LISTED ENTRIES >>
──────────────────────────────

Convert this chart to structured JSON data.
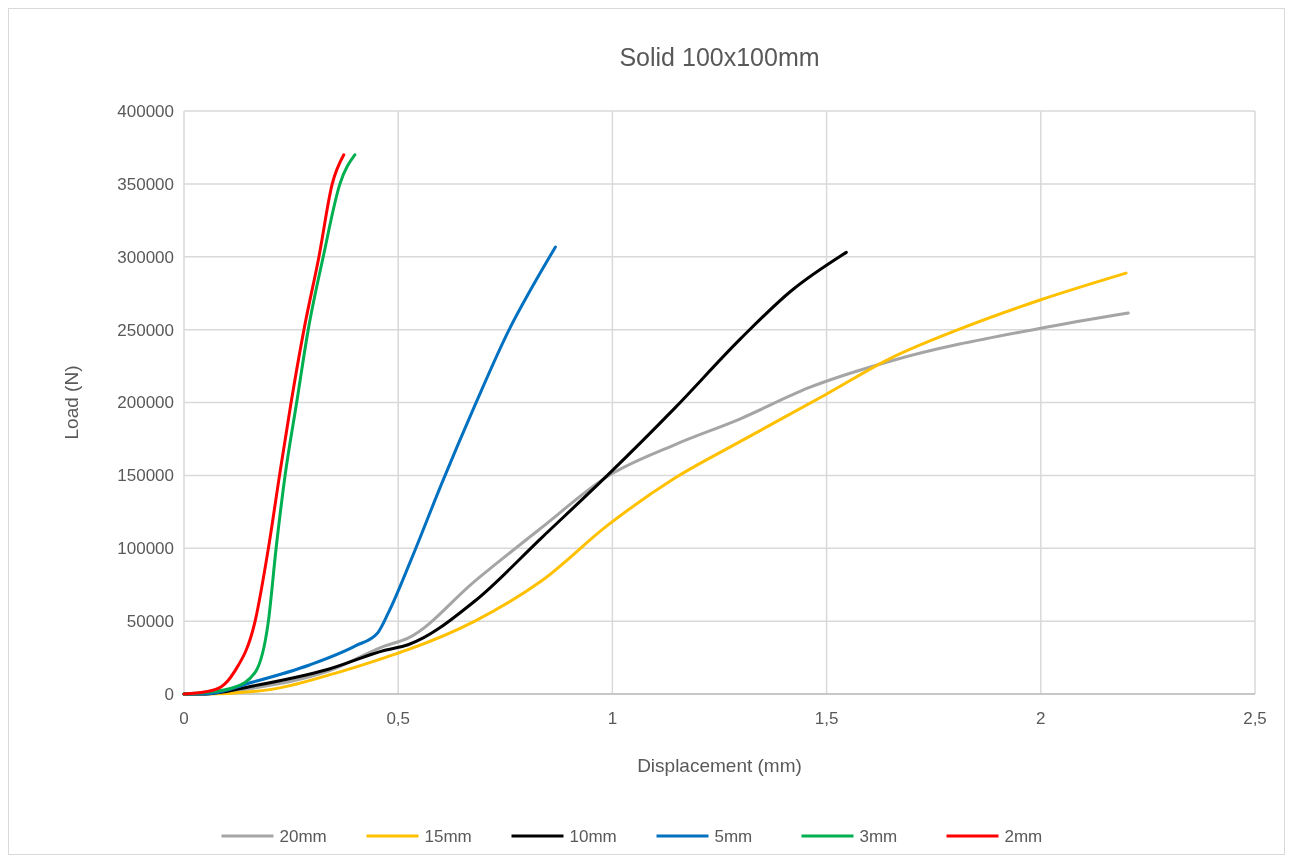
{
  "chart_data": {
    "type": "line",
    "title": "Solid 100x100mm",
    "xlabel": "Displacement (mm)",
    "ylabel": "Load (N)",
    "xlim": [
      0,
      2.5
    ],
    "xticks": [
      0,
      {
        "value": 0.5,
        "label": "0,5"
      },
      1,
      {
        "value": 1.5,
        "label": "1,5"
      },
      2,
      {
        "value": 2.5,
        "label": "2,5"
      }
    ],
    "ylim": [
      0,
      400000
    ],
    "yticks": [
      0,
      50000,
      100000,
      150000,
      200000,
      250000,
      300000,
      350000,
      400000
    ],
    "grid": true,
    "legend": "bottom",
    "marker": "none",
    "line_style": "solid",
    "series": [
      {
        "name": "20mm",
        "color": "#a5a5a5",
        "x": [
          0,
          0.05,
          0.16,
          0.34,
          0.469,
          0.523,
          0.679,
          0.834,
          0.99,
          1.145,
          1.3,
          1.457,
          1.65,
          2.0,
          2.204
        ],
        "values": [
          0,
          0,
          4000,
          16000,
          33000,
          38400,
          77500,
          114000,
          149600,
          171000,
          189000,
          210000,
          228500,
          251000,
          261400
        ]
      },
      {
        "name": "15mm",
        "color": "#ffc000",
        "x": [
          0,
          0.05,
          0.2,
          0.35,
          0.469,
          0.523,
          0.679,
          0.834,
          0.99,
          1.145,
          1.3,
          1.495,
          1.65,
          1.807,
          2.0,
          2.199
        ],
        "values": [
          0,
          0,
          3000,
          14000,
          25000,
          30400,
          50000,
          77500,
          116000,
          148000,
          173500,
          205000,
          230500,
          250000,
          270500,
          288800
        ]
      },
      {
        "name": "10mm",
        "color": "#000000",
        "x": [
          0,
          0.05,
          0.161,
          0.337,
          0.469,
          0.523,
          0.679,
          0.834,
          0.99,
          1.145,
          1.3,
          1.417,
          1.546
        ],
        "values": [
          0,
          0,
          5500,
          17000,
          30000,
          33800,
          63800,
          107000,
          150500,
          196000,
          244000,
          276500,
          303000
        ]
      },
      {
        "name": "5mm",
        "color": "#0070c0",
        "x": [
          0,
          0.05,
          0.161,
          0.293,
          0.4,
          0.452,
          0.478,
          0.53,
          0.601,
          0.679,
          0.759,
          0.82,
          0.867
        ],
        "values": [
          0,
          0,
          8200,
          19900,
          33000,
          41900,
          56300,
          92000,
          144000,
          198000,
          250000,
          283000,
          306700
        ]
      },
      {
        "name": "3mm",
        "color": "#00b050",
        "x": [
          0,
          0.05,
          0.117,
          0.166,
          0.197,
          0.215,
          0.236,
          0.263,
          0.29,
          0.325,
          0.364,
          0.399
        ],
        "values": [
          0,
          1000,
          4500,
          14800,
          50000,
          100000,
          150000,
          200000,
          250000,
          300000,
          350000,
          370000
        ]
      },
      {
        "name": "2mm",
        "color": "#ff0000",
        "x": [
          0,
          0.05,
          0.087,
          0.117,
          0.166,
          0.197,
          0.223,
          0.25,
          0.28,
          0.315,
          0.346,
          0.373
        ],
        "values": [
          0,
          1500,
          5000,
          15000,
          50000,
          100000,
          150000,
          200000,
          250000,
          300000,
          350000,
          370000
        ]
      }
    ]
  }
}
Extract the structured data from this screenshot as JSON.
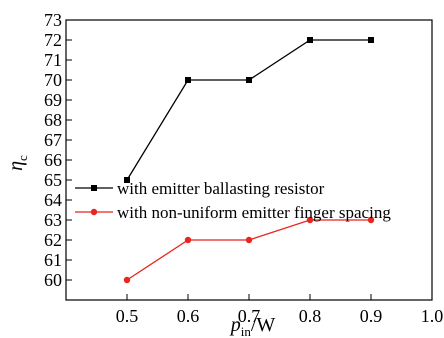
{
  "chart_data": {
    "type": "line",
    "xlabel": {
      "main": "p",
      "sub": "in",
      "suffix": "/W"
    },
    "ylabel": {
      "main": "η",
      "sub": "c"
    },
    "xlim": [
      0.4,
      1.0
    ],
    "ylim": [
      59,
      73
    ],
    "xticks": [
      "0.5",
      "0.6",
      "0.7",
      "0.8",
      "0.9",
      "1.0"
    ],
    "yticks": [
      "60",
      "61",
      "62",
      "63",
      "64",
      "65",
      "66",
      "67",
      "68",
      "69",
      "70",
      "71",
      "72",
      "73"
    ],
    "grid": false,
    "legend_position": "center-left",
    "x": [
      0.5,
      0.6,
      0.7,
      0.8,
      0.9
    ],
    "series": [
      {
        "name": "with emitter ballasting resistor",
        "color": "#000000",
        "marker": "square",
        "values": [
          65,
          70,
          70,
          72,
          72
        ]
      },
      {
        "name": "with non-uniform emitter finger spacing",
        "color": "#e8251f",
        "marker": "circle",
        "values": [
          60,
          62,
          62,
          63,
          63
        ]
      }
    ]
  }
}
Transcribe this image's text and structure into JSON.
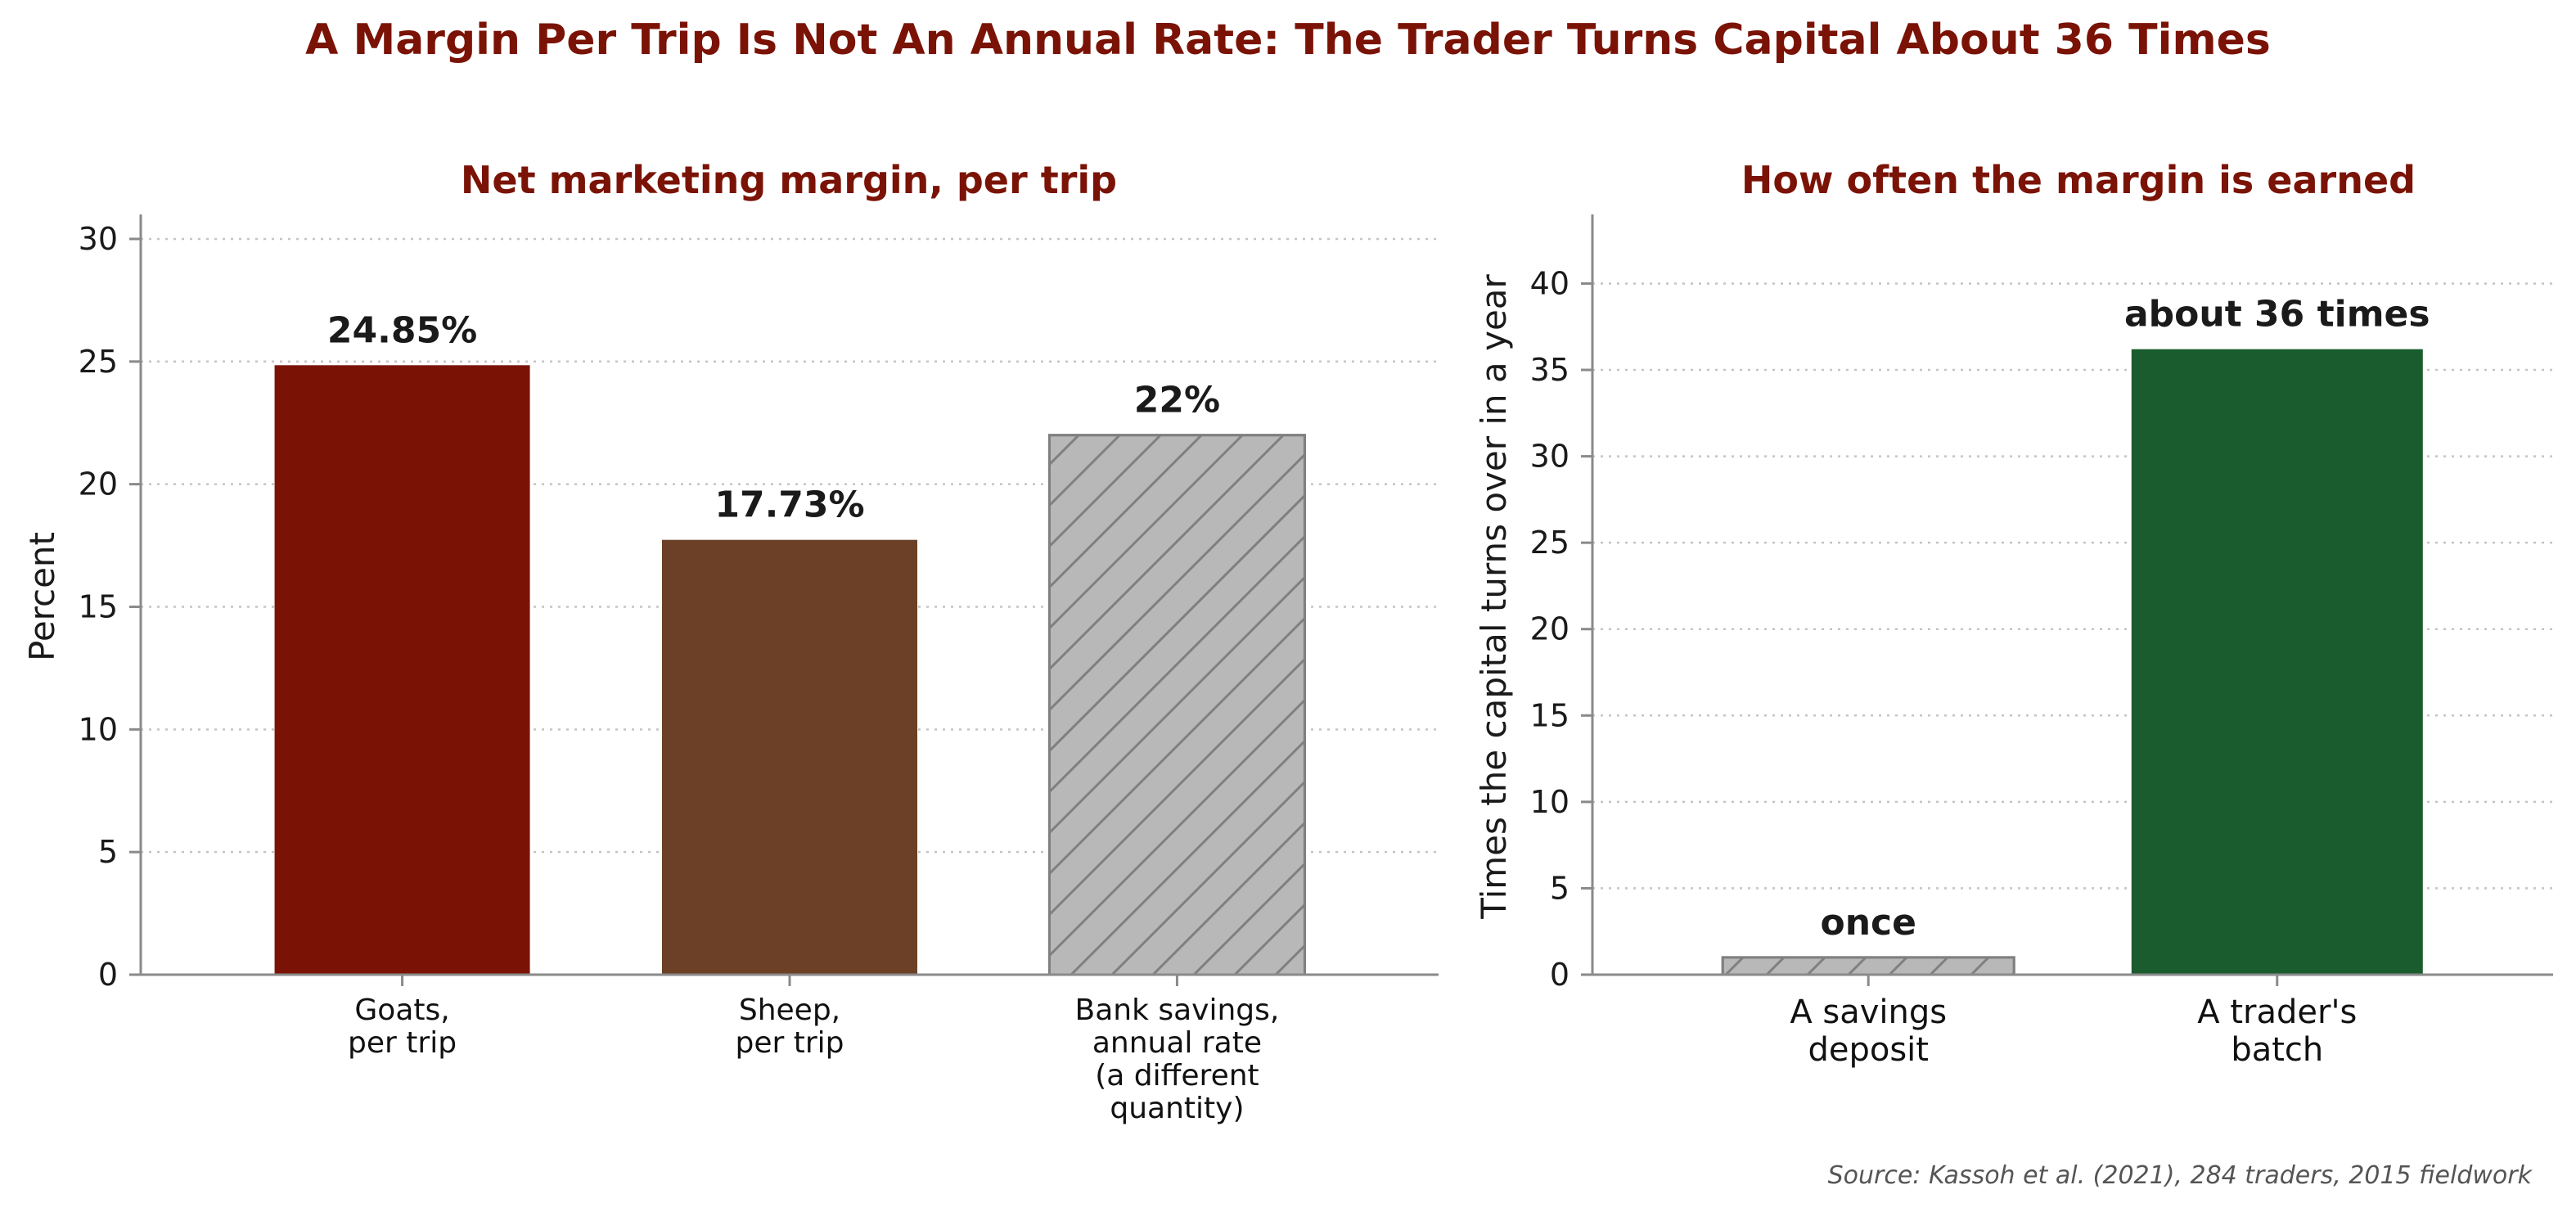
{
  "figure": {
    "title": "A Margin Per Trip Is Not An Annual Rate: The Trader Turns Capital About 36 Times",
    "source": "Source: Kassoh et al. (2021), 284 traders, 2015 fieldwork"
  },
  "chart_data": [
    {
      "type": "bar",
      "title": "Net marketing margin, per trip",
      "xlabel": "",
      "ylabel": "Percent",
      "ylim": [
        0,
        31
      ],
      "yticks": [
        0,
        5,
        10,
        15,
        20,
        25,
        30
      ],
      "grid": "y, dotted",
      "categories": [
        [
          "Goats,",
          "per trip"
        ],
        [
          "Sheep,",
          "per trip"
        ],
        [
          "Bank savings,",
          "annual rate",
          "(a different",
          "quantity)"
        ]
      ],
      "values": [
        24.85,
        17.73,
        22
      ],
      "data_labels": [
        "24.85%",
        "17.73%",
        "22%"
      ],
      "colors": [
        "#7a1306",
        "#6b4026",
        "#b8b8b8"
      ],
      "hatched": [
        false,
        false,
        true
      ]
    },
    {
      "type": "bar",
      "title": "How often the margin is earned",
      "xlabel": "",
      "ylabel": "Times the capital turns over in a year",
      "ylim": [
        0,
        44
      ],
      "yticks": [
        0,
        5,
        10,
        15,
        20,
        25,
        30,
        35,
        40
      ],
      "grid": "y, dotted",
      "categories": [
        [
          "A savings",
          "deposit"
        ],
        [
          "A trader's",
          "batch"
        ]
      ],
      "values": [
        1,
        36.2
      ],
      "data_labels": [
        "once",
        "about 36 times"
      ],
      "colors": [
        "#b8b8b8",
        "#1a5c2e"
      ],
      "hatched": [
        true,
        false
      ]
    }
  ]
}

──────────────────────────────

WORK TO BE COMPLETED >> The data above needs to be retyped exactly, with the images left out.

EXPECTED ANSWER >>
Convert this chart to structured JSON data.
{
  "chart_data": {
    "type": "line",
    "title": "Solid 100x100mm",
    "xlabel": "Displacement (mm)",
    "ylabel": "Load (N)",
    "xlim": [
      0,
      2.5
    ],
    "xticks": [
      0,
      {
        "value": 0.5,
        "label": "0,5"
      },
      1,
      {
        "value": 1.5,
        "label": "1,5"
      },
      2,
      {
        "value": 2.5,
        "label": "2,5"
      }
    ],
    "ylim": [
      0,
      400000
    ],
    "yticks": [
      0,
      50000,
      100000,
      150000,
      200000,
      250000,
      300000,
      350000,
      400000
    ],
    "grid": true,
    "legend": "bottom",
    "marker": "none",
    "line_style": "solid",
    "series": [
      {
        "name": "20mm",
        "color": "#a5a5a5",
        "x": [
          0,
          0.05,
          0.16,
          0.34,
          0.469,
          0.523,
          0.679,
          0.834,
          0.99,
          1.145,
          1.3,
          1.457,
          1.65,
          2.0,
          2.204
        ],
        "values": [
          0,
          0,
          4000,
          16000,
          33000,
          38400,
          77500,
          114000,
          149600,
          171000,
          189000,
          210000,
          228500,
          251000,
          261400
        ]
      },
      {
        "name": "15mm",
        "color": "#ffc000",
        "x": [
          0,
          0.05,
          0.2,
          0.35,
          0.469,
          0.523,
          0.679,
          0.834,
          0.99,
          1.145,
          1.3,
          1.495,
          1.65,
          1.807,
          2.0,
          2.199
        ],
        "values": [
          0,
          0,
          3000,
          14000,
          25000,
          30400,
          50000,
          77500,
          116000,
          148000,
          173500,
          205000,
          230500,
          250000,
          270500,
          288800
        ]
      },
      {
        "name": "10mm",
        "color": "#000000",
        "x": [
          0,
          0.05,
          0.161,
          0.337,
          0.469,
          0.523,
          0.679,
          0.834,
          0.99,
          1.145,
          1.3,
          1.417,
          1.546
        ],
        "values": [
          0,
          0,
          5500,
          17000,
          30000,
          33800,
          63800,
          107000,
          150500,
          196000,
          244000,
          276500,
          303000
        ]
      },
      {
        "name": "5mm",
        "color": "#0070c0",
        "x": [
          0,
          0.05,
          0.161,
          0.293,
          0.4,
          0.452,
          0.478,
          0.53,
          0.601,
          0.679,
          0.759,
          0.82,
          0.867
        ],
        "values": [
          0,
          0,
          8200,
          19900,
          33000,
          41900,
          56300,
          92000,
          144000,
          198000,
          250000,
          283000,
          306700
        ]
      },
      {
        "name": "3mm",
        "color": "#00b050",
        "x": [
          0,
          0.05,
          0.117,
          0.166,
          0.197,
          0.215,
          0.236,
          0.263,
          0.29,
          0.325,
          0.364,
          0.399
        ],
        "values": [
          0,
          1000,
          4500,
          14800,
          50000,
          100000,
          150000,
          200000,
          250000,
          300000,
          350000,
          370000
        ]
      },
      {
        "name": "2mm",
        "color": "#ff0000",
        "x": [
          0,
          0.05,
          0.087,
          0.117,
          0.166,
          0.197,
          0.223,
          0.25,
          0.28,
          0.315,
          0.346,
          0.373
        ],
        "values": [
          0,
          1500,
          5000,
          15000,
          50000,
          100000,
          150000,
          200000,
          250000,
          300000,
          350000,
          370000
        ]
      }
    ]
  }
}
Extract the structured data from this screenshot as JSON.
{
  "chart_data": {
    "type": "line",
    "xlabel": {
      "main": "p",
      "sub": "in",
      "suffix": "/W"
    },
    "ylabel": {
      "main": "η",
      "sub": "c"
    },
    "xlim": [
      0.4,
      1.0
    ],
    "ylim": [
      59,
      73
    ],
    "xticks": [
      "0.5",
      "0.6",
      "0.7",
      "0.8",
      "0.9",
      "1.0"
    ],
    "yticks": [
      "60",
      "61",
      "62",
      "63",
      "64",
      "65",
      "66",
      "67",
      "68",
      "69",
      "70",
      "71",
      "72",
      "73"
    ],
    "grid": false,
    "legend_position": "center-left",
    "x": [
      0.5,
      0.6,
      0.7,
      0.8,
      0.9
    ],
    "series": [
      {
        "name": "with emitter ballasting resistor",
        "color": "#000000",
        "marker": "square",
        "values": [
          65,
          70,
          70,
          72,
          72
        ]
      },
      {
        "name": "with non-uniform emitter finger spacing",
        "color": "#e8251f",
        "marker": "circle",
        "values": [
          60,
          62,
          62,
          63,
          63
        ]
      }
    ]
  }
}
Transcribe this image's text and structure into JSON.
{
  "figure": {
    "title": "A Margin Per Trip Is Not An Annual Rate: The Trader Turns Capital About 36 Times",
    "source": "Source: Kassoh et al. (2021), 284 traders, 2015 fieldwork"
  },
  "chart_data": [
    {
      "type": "bar",
      "title": "Net marketing margin, per trip",
      "xlabel": "",
      "ylabel": "Percent",
      "ylim": [
        0,
        31
      ],
      "yticks": [
        0,
        5,
        10,
        15,
        20,
        25,
        30
      ],
      "grid": "y, dotted",
      "categories": [
        [
          "Goats,",
          "per trip"
        ],
        [
          "Sheep,",
          "per trip"
        ],
        [
          "Bank savings,",
          "annual rate",
          "(a different",
          "quantity)"
        ]
      ],
      "values": [
        24.85,
        17.73,
        22
      ],
      "data_labels": [
        "24.85%",
        "17.73%",
        "22%"
      ],
      "colors": [
        "#7a1306",
        "#6b4026",
        "#b8b8b8"
      ],
      "hatched": [
        false,
        false,
        true
      ]
    },
    {
      "type": "bar",
      "title": "How often the margin is earned",
      "xlabel": "",
      "ylabel": "Times the capital turns over in a year",
      "ylim": [
        0,
        44
      ],
      "yticks": [
        0,
        5,
        10,
        15,
        20,
        25,
        30,
        35,
        40
      ],
      "grid": "y, dotted",
      "categories": [
        [
          "A savings",
          "deposit"
        ],
        [
          "A trader's",
          "batch"
        ]
      ],
      "values": [
        1,
        36.2
      ],
      "data_labels": [
        "once",
        "about 36 times"
      ],
      "colors": [
        "#b8b8b8",
        "#1a5c2e"
      ],
      "hatched": [
        true,
        false
      ]
    }
  ]
}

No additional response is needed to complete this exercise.